==== Dataset excerpts

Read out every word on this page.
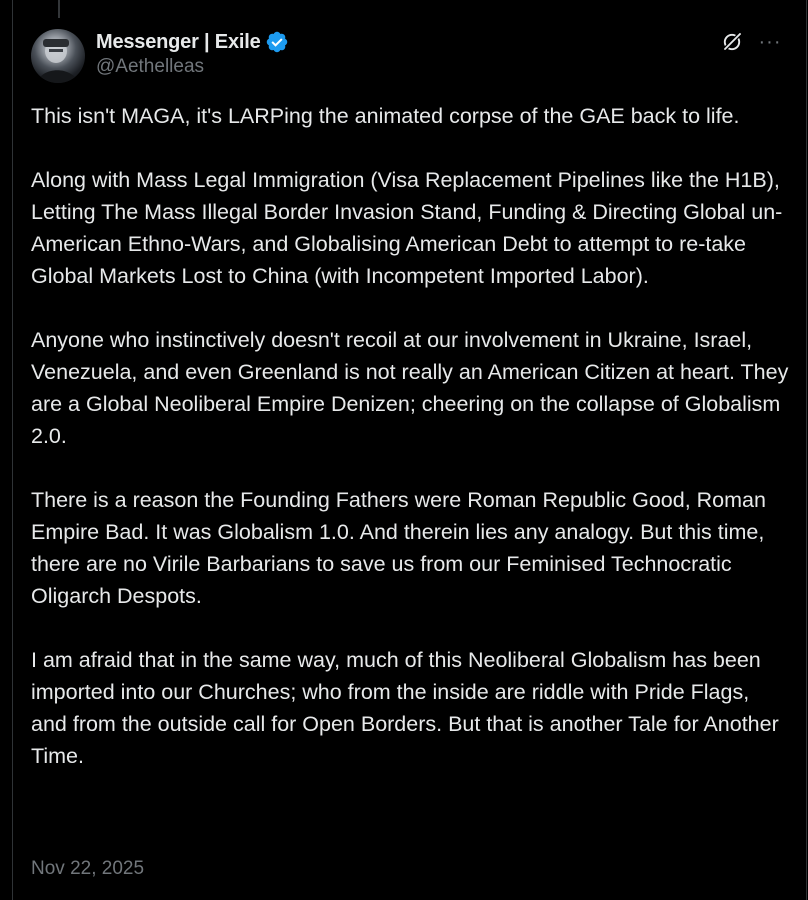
Messenger | Exile
@Aethelleas
···

This isn't MAGA, it's LARPing the animated corpse of the GAE back to life.

Along with Mass Legal Immigration (Visa Replacement Pipelines like the H1B), Letting The Mass Illegal Border Invasion Stand, Funding & Directing Global un-American Ethno-Wars, and Globalising American Debt to attempt to re-take Global Markets Lost to China (with Incompetent Imported Labor).

Anyone who instinctively doesn't recoil at our involvement in Ukraine, Israel, Venezuela, and even Greenland is not really an American Citizen at heart. They are a Global Neoliberal Empire Denizen; cheering on the collapse of Globalism 2.0.

There is a reason the Founding Fathers were Roman Republic Good, Roman Empire Bad. It was Globalism 1.0. And therein lies any analogy. But this time, there are no Virile Barbarians to save us from our Feminised Technocratic Oligarch Despots.

I am afraid that in the same way, much of this Neoliberal Globalism has been imported into our Churches; who from the inside are riddle with Pride Flags, and from the outside call for Open Borders. But that is another Tale for Another Time.

Nov 22, 2025
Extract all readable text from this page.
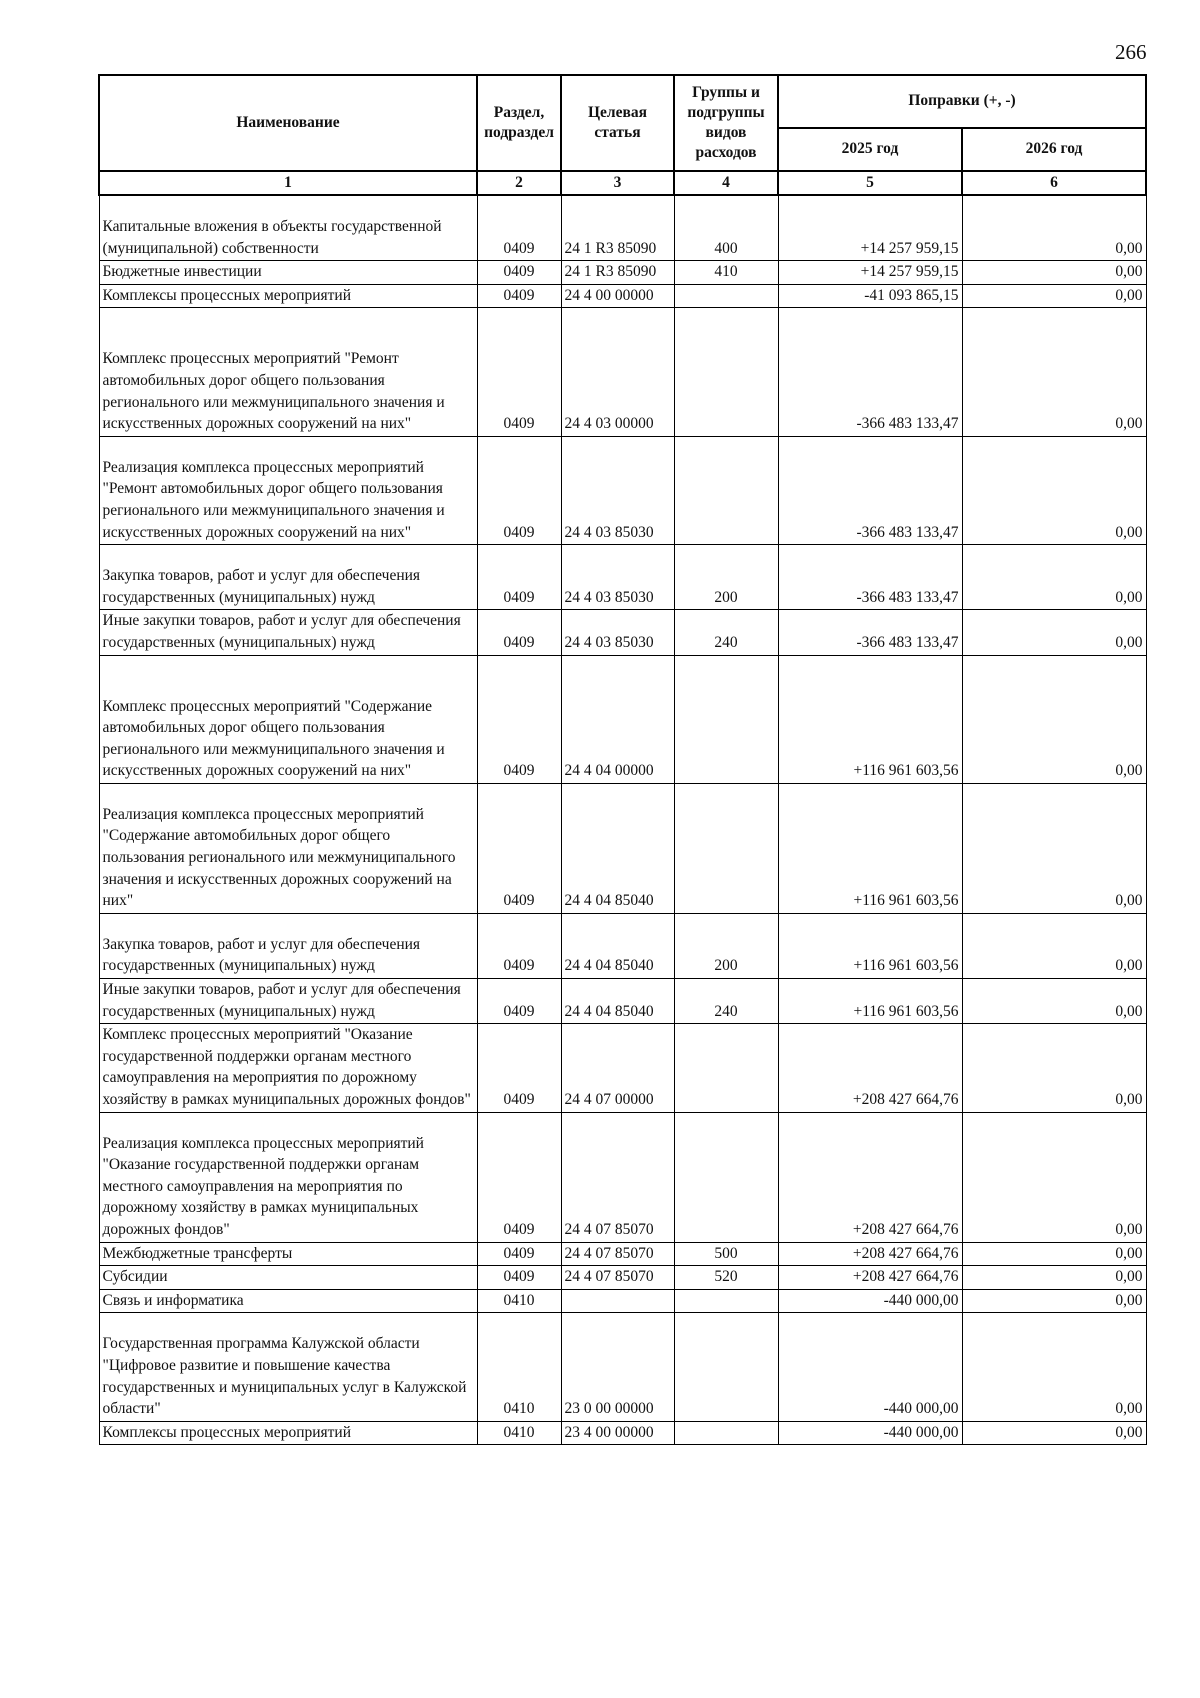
266
Наименование	Раздел, подраздел	Целевая статья	Группы и подгруппы видов расходов	Поправки (+, -)	
				2025 год	2026 год
1	2	3	4	5	6
Капитальные вложения в объекты государственной (муниципальной) собственности	0409	24 1 R3 85090	400	+14 257 959,15	0,00
Бюджетные инвестиции	0409	24 1 R3 85090	410	+14 257 959,15	0,00
Комплексы процессных мероприятий	0409	24 4 00 00000		-41 093 865,15	0,00
Комплекс процессных мероприятий "Ремонт автомобильных дорог общего пользования регионального или межмуниципального значения и искусственных дорожных сооружений на них"	0409	24 4 03 00000		-366 483 133,47	0,00
Реализация комплекса процессных мероприятий "Ремонт автомобильных дорог общего пользования регионального или межмуниципального значения и искусственных дорожных сооружений на них"	0409	24 4 03 85030		-366 483 133,47	0,00
Закупка товаров, работ и услуг для обеспечения государственных (муниципальных) нужд	0409	24 4 03 85030	200	-366 483 133,47	0,00
Иные закупки товаров, работ и услуг для обеспечения государственных (муниципальных) нужд	0409	24 4 03 85030	240	-366 483 133,47	0,00
Комплекс процессных мероприятий "Содержание автомобильных дорог общего пользования регионального или межмуниципального значения и искусственных дорожных сооружений на них"	0409	24 4 04 00000		+116 961 603,56	0,00
Реализация комплекса процессных мероприятий "Содержание автомобильных дорог общего пользования регионального или межмуниципального значения и искусственных дорожных сооружений на них"	0409	24 4 04 85040		+116 961 603,56	0,00
Закупка товаров, работ и услуг для обеспечения государственных (муниципальных) нужд	0409	24 4 04 85040	200	+116 961 603,56	0,00
Иные закупки товаров, работ и услуг для обеспечения государственных (муниципальных) нужд	0409	24 4 04 85040	240	+116 961 603,56	0,00
Комплекс процессных мероприятий "Оказание государственной поддержки органам местного самоуправления на мероприятия по дорожному хозяйству в рамках муниципальных дорожных фондов"	0409	24 4 07 00000		+208 427 664,76	0,00
Реализация комплекса процессных мероприятий "Оказание государственной поддержки органам местного самоуправления на мероприятия по дорожному хозяйству в рамках муниципальных дорожных фондов"	0409	24 4 07 85070		+208 427 664,76	0,00
Межбюджетные трансферты	0409	24 4 07 85070	500	+208 427 664,76	0,00
Субсидии	0409	24 4 07 85070	520	+208 427 664,76	0,00
Связь и информатика	0410			-440 000,00	0,00
Государственная программа Калужской области "Цифровое развитие и повышение качества государственных и муниципальных услуг в Калужской области"	0410	23 0 00 00000		-440 000,00	0,00
Комплексы процессных мероприятий	0410	23 4 00 00000		-440 000,00	0,00
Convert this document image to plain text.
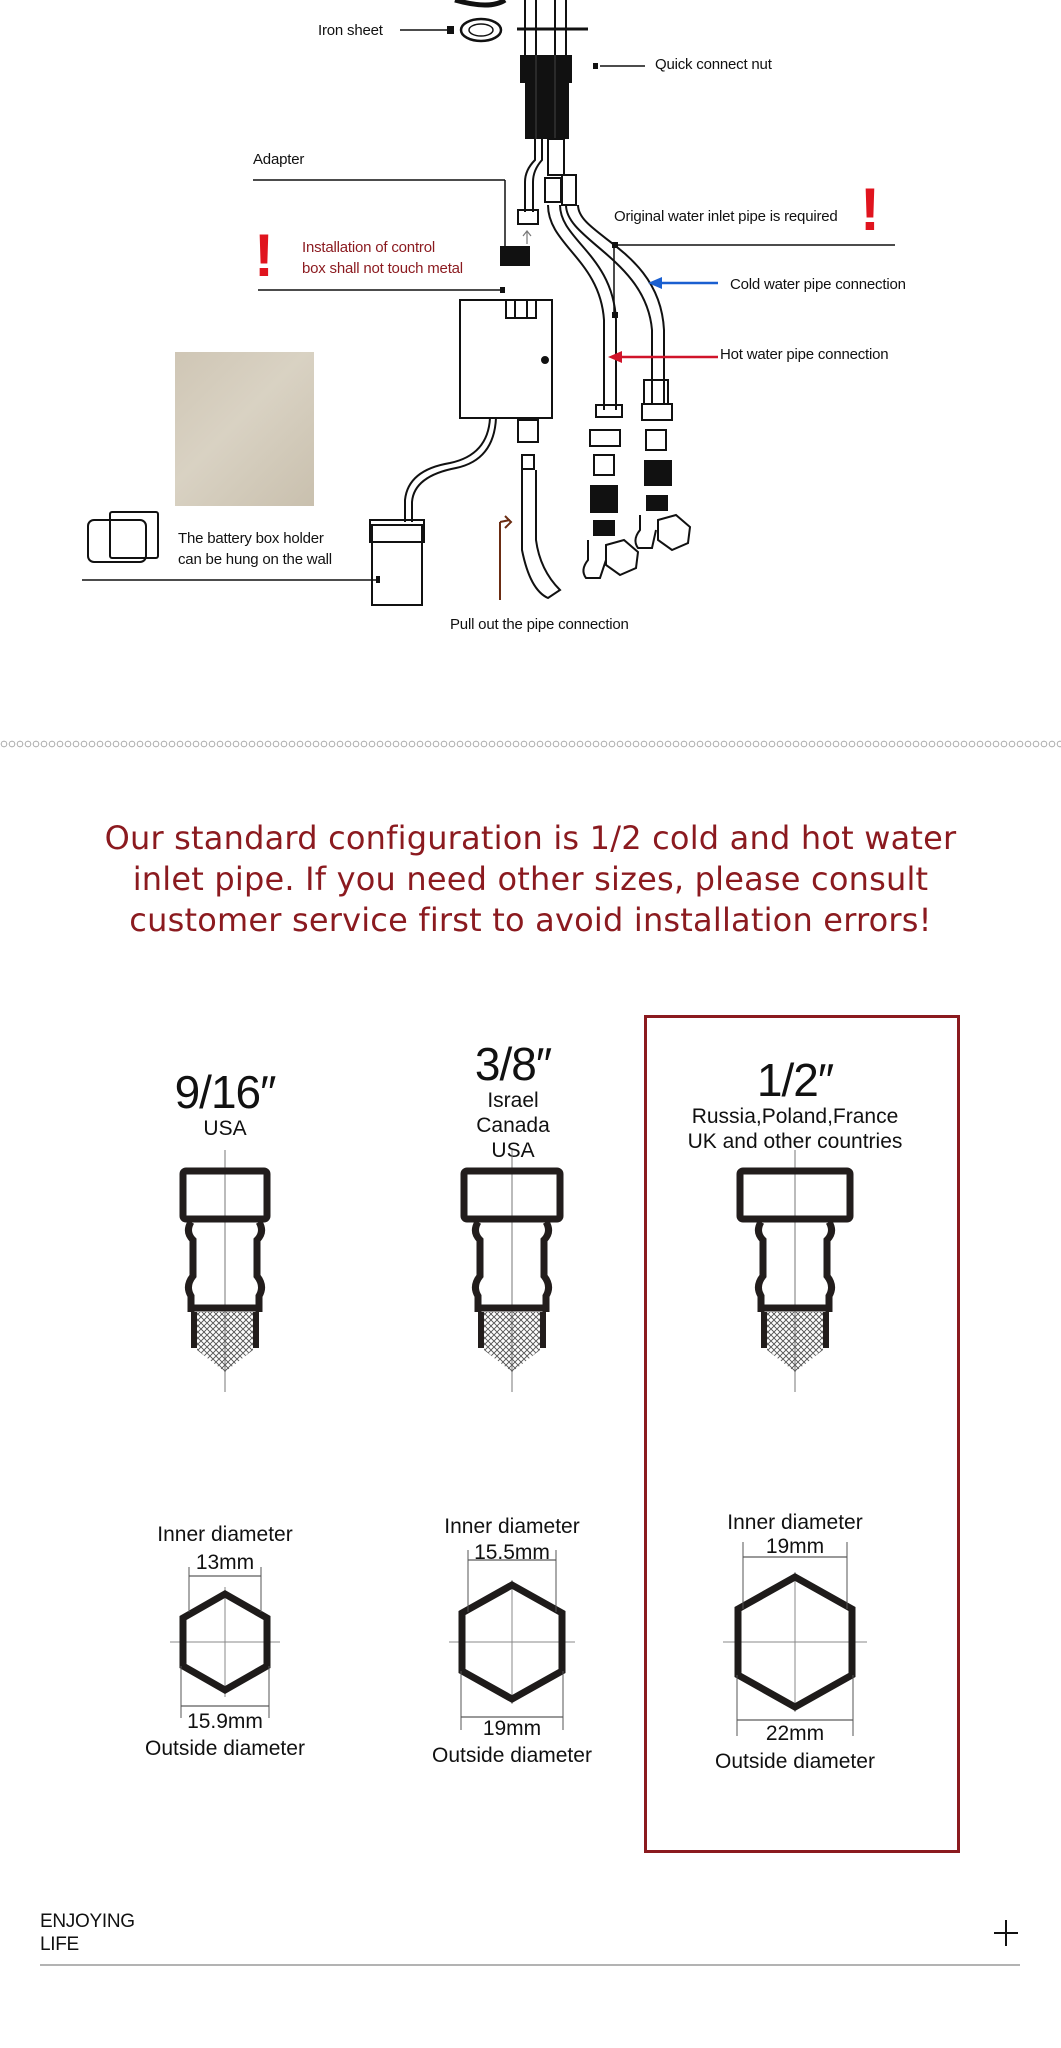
!
!
Iron sheet
Quick connect nut
Adapter
Installation of control
box shall not touch metal
Original water inlet pipe is required
Cold water pipe connection
Hot water pipe connection
The battery box holder
can be hung on the wall
Pull out the pipe connection
Our standard configuration is 1/2 cold and hot water inlet pipe. If you need other sizes, please consult customer service first to avoid installation errors!
9/16″
USA
3/8″
Israel
Canada
USA
1/2″
Russia,Poland,France
UK and other countries
Inner diameter
13mm
15.9mm
Outside diameter
Inner diameter
15.5mm
19mm
Outside diameter
Inner diameter
19mm
22mm
Outside diameter
ENJOYING
LIFE
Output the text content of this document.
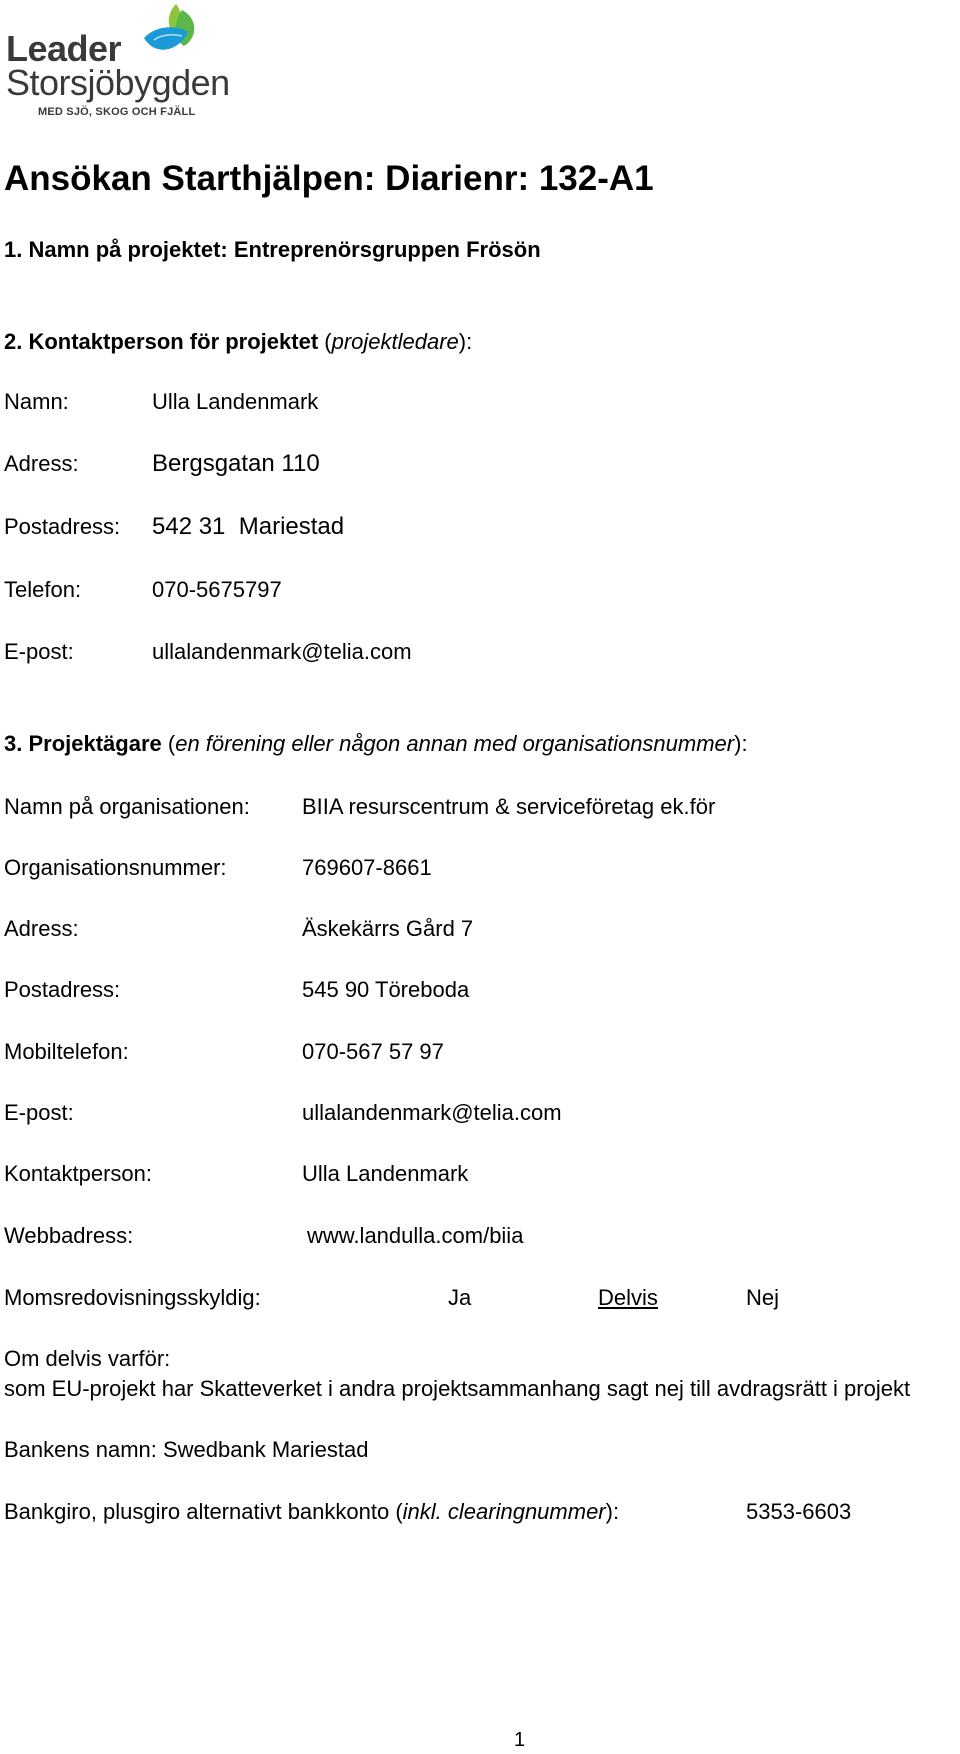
Leader
Storsjöbygden
MED SJÖ, SKOG OCH FJÄLL
Ansökan Starthjälpen: Diarienr: 132-A1
1. Namn på projektet: Entreprenörsgruppen Frösön
2. Kontaktperson för projektet (projektledare):
Namn:	Ulla Landenmark
Adress:	Bergsgatan 110
Postadress: 542 31  Mariestad
Telefon:	070-5675797
E-post:	ullalandenmark@telia.com
3. Projektägare (en förening eller någon annan med organisationsnummer):
Namn på organisationen: BIIA resurscentrum & serviceföretag ek.för
Organisationsnummer:	769607-8661
Adress:	Äskekärrs Gård 7
Postadress:	545 90 Töreboda
Mobiltelefon:	070-567 57 97
E-post:	ullalandenmark@telia.com
Kontaktperson:	Ulla Landenmark
Webbadress:	www.landulla.com/biia
Momsredovisningsskyldig:	Ja	Delvis	Nej
Om delvis varför:
som EU-projekt har Skatteverket i andra projektsammanhang sagt nej till avdragsrätt i projekt
Bankens namn: Swedbank Mariestad
Bankgiro, plusgiro alternativt bankkonto (inkl. clearingnummer):	5353-6603
1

========

- **Stated goal**
Write the records above out again exactly, with no pictures in your copy.

- **Answer to the problem**
Read out every word on this page.
Messenger | Exile
@Aethelleas
···

This isn't MAGA, it's LARPing the animated corpse of the GAE back to life.

Along with Mass Legal Immigration (Visa Replacement Pipelines like the H1B), Letting The Mass Illegal Border Invasion Stand, Funding & Directing Global un-American Ethno-Wars, and Globalising American Debt to attempt to re-take Global Markets Lost to China (with Incompetent Imported Labor).

Anyone who instinctively doesn't recoil at our involvement in Ukraine, Israel, Venezuela, and even Greenland is not really an American Citizen at heart. They are a Global Neoliberal Empire Denizen; cheering on the collapse of Globalism 2.0.

There is a reason the Founding Fathers were Roman Republic Good, Roman Empire Bad. It was Globalism 1.0. And therein lies any analogy. But this time, there are no Virile Barbarians to save us from our Feminised Technocratic Oligarch Despots.

I am afraid that in the same way, much of this Neoliberal Globalism has been imported into our Churches; who from the inside are riddle with Pride Flags, and from the outside call for Open Borders. But that is another Tale for Another Time.

Nov 22, 2025
Extract all readable text from this page.
266
Наименование	Раздел, подраздел	Целевая статья	Группы и подгруппы видов расходов	Поправки (+, -)	
				2025 год	2026 год
1	2	3	4	5	6
Капитальные вложения в объекты государственной (муниципальной) собственности	0409	24 1 R3 85090	400	+14 257 959,15	0,00
Бюджетные инвестиции	0409	24 1 R3 85090	410	+14 257 959,15	0,00
Комплексы процессных мероприятий	0409	24 4 00 00000		-41 093 865,15	0,00
Комплекс процессных мероприятий "Ремонт автомобильных дорог общего пользования регионального или межмуниципального значения и искусственных дорожных сооружений на них"	0409	24 4 03 00000		-366 483 133,47	0,00
Реализация комплекса процессных мероприятий "Ремонт автомобильных дорог общего пользования регионального или межмуниципального значения и искусственных дорожных сооружений на них"	0409	24 4 03 85030		-366 483 133,47	0,00
Закупка товаров, работ и услуг для обеспечения государственных (муниципальных) нужд	0409	24 4 03 85030	200	-366 483 133,47	0,00
Иные закупки товаров, работ и услуг для обеспечения государственных (муниципальных) нужд	0409	24 4 03 85030	240	-366 483 133,47	0,00
Комплекс процессных мероприятий "Содержание автомобильных дорог общего пользования регионального или межмуниципального значения и искусственных дорожных сооружений на них"	0409	24 4 04 00000		+116 961 603,56	0,00
Реализация комплекса процессных мероприятий "Содержание автомобильных дорог общего пользования регионального или межмуниципального значения и искусственных дорожных сооружений на них"	0409	24 4 04 85040		+116 961 603,56	0,00
Закупка товаров, работ и услуг для обеспечения государственных (муниципальных) нужд	0409	24 4 04 85040	200	+116 961 603,56	0,00
Иные закупки товаров, работ и услуг для обеспечения государственных (муниципальных) нужд	0409	24 4 04 85040	240	+116 961 603,56	0,00
Комплекс процессных мероприятий "Оказание государственной поддержки органам местного самоуправления на мероприятия по дорожному хозяйству в рамках муниципальных дорожных фондов"	0409	24 4 07 00000		+208 427 664,76	0,00
Реализация комплекса процессных мероприятий "Оказание государственной поддержки органам местного самоуправления на мероприятия по дорожному хозяйству в рамках муниципальных дорожных фондов"	0409	24 4 07 85070		+208 427 664,76	0,00
Межбюджетные трансферты	0409	24 4 07 85070	500	+208 427 664,76	0,00
Субсидии	0409	24 4 07 85070	520	+208 427 664,76	0,00
Связь и информатика	0410			-440 000,00	0,00
Государственная программа Калужской области "Цифровое развитие и повышение качества государственных и муниципальных услуг в Калужской области"	0410	23 0 00 00000		-440 000,00	0,00
Комплексы процессных мероприятий	0410	23 4 00 00000		-440 000,00	0,00
Convert this document image to plain text.
!
!
Iron sheet
Quick connect nut
Adapter
Installation of control
box shall not touch metal
Original water inlet pipe is required
Cold water pipe connection
Hot water pipe connection
The battery box holder
can be hung on the wall
Pull out the pipe connection
Our standard configuration is 1/2 cold and hot water inlet pipe. If you need other sizes, please consult customer service first to avoid installation errors!
9/16″
USA
3/8″
Israel
Canada
USA
1/2″
Russia,Poland,France
UK and other countries
Inner diameter
13mm
15.9mm
Outside diameter
Inner diameter
15.5mm
19mm
Outside diameter
Inner diameter
19mm
22mm
Outside diameter
ENJOYING
LIFE
Output the text content of this document.
Leader
Storsjöbygden
MED SJÖ, SKOG OCH FJÄLL
Ansökan Starthjälpen: Diarienr: 132-A1
1. Namn på projektet: Entreprenörsgruppen Frösön
2. Kontaktperson för projektet (projektledare):
Namn:	Ulla Landenmark
Adress:	Bergsgatan 110
Postadress: 542 31  Mariestad
Telefon:	070-5675797
E-post:	ullalandenmark@telia.com
3. Projektägare (en förening eller någon annan med organisationsnummer):
Namn på organisationen: BIIA resurscentrum & serviceföretag ek.för
Organisationsnummer:	769607-8661
Adress:	Äskekärrs Gård 7
Postadress:	545 90 Töreboda
Mobiltelefon:	070-567 57 97
E-post:	ullalandenmark@telia.com
Kontaktperson:	Ulla Landenmark
Webbadress:	www.landulla.com/biia
Momsredovisningsskyldig:	Ja	Delvis	Nej
Om delvis varför:
som EU-projekt har Skatteverket i andra projektsammanhang sagt nej till avdragsrätt i projekt
Bankens namn: Swedbank Mariestad
Bankgiro, plusgiro alternativt bankkonto (inkl. clearingnummer):	5353-6603
1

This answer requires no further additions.